#### [Exercise prompt]
Extract every line below that contains the word "Jean".

:: Available data

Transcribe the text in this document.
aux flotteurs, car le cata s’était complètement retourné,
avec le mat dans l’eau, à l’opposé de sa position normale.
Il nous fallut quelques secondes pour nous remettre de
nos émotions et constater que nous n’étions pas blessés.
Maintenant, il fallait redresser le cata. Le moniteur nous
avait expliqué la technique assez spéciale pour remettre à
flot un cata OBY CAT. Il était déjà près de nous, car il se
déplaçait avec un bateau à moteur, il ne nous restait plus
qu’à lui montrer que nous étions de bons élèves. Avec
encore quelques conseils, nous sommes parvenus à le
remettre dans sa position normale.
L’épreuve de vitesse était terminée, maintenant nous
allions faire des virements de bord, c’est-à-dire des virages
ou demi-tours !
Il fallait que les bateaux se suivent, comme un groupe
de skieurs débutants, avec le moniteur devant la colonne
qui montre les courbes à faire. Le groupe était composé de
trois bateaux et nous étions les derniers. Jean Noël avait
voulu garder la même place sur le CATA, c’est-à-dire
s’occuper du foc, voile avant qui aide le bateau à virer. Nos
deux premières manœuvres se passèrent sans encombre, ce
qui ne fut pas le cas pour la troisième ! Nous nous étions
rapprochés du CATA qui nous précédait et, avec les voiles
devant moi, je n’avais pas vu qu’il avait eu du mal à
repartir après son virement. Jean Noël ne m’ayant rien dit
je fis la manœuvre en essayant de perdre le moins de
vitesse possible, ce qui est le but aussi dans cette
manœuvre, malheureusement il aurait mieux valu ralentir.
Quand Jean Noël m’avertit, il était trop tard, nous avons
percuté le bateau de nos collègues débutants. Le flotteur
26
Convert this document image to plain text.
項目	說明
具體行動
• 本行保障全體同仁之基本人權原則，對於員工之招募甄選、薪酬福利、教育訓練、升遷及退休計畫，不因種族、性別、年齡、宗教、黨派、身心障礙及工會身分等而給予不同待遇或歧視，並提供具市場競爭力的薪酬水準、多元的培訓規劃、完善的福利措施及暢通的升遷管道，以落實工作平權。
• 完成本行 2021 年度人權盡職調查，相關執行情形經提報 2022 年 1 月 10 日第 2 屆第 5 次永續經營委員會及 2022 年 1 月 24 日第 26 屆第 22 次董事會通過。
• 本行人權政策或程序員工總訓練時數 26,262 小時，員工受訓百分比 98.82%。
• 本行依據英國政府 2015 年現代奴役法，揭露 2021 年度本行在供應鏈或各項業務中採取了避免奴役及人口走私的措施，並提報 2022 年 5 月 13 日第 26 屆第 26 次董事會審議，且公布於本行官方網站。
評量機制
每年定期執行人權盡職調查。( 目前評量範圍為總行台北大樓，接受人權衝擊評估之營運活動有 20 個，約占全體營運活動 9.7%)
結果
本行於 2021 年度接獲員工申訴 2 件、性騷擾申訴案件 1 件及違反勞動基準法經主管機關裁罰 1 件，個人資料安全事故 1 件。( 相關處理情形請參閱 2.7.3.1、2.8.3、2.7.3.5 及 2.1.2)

::::

#### [Written answer]
trois bateaux et nous étions les derniers. Jean Noël avait
repartir après son virement. Jean Noël ne m’ayant rien dit
Quand Jean Noël m’avertit, il était trop tard, nous avons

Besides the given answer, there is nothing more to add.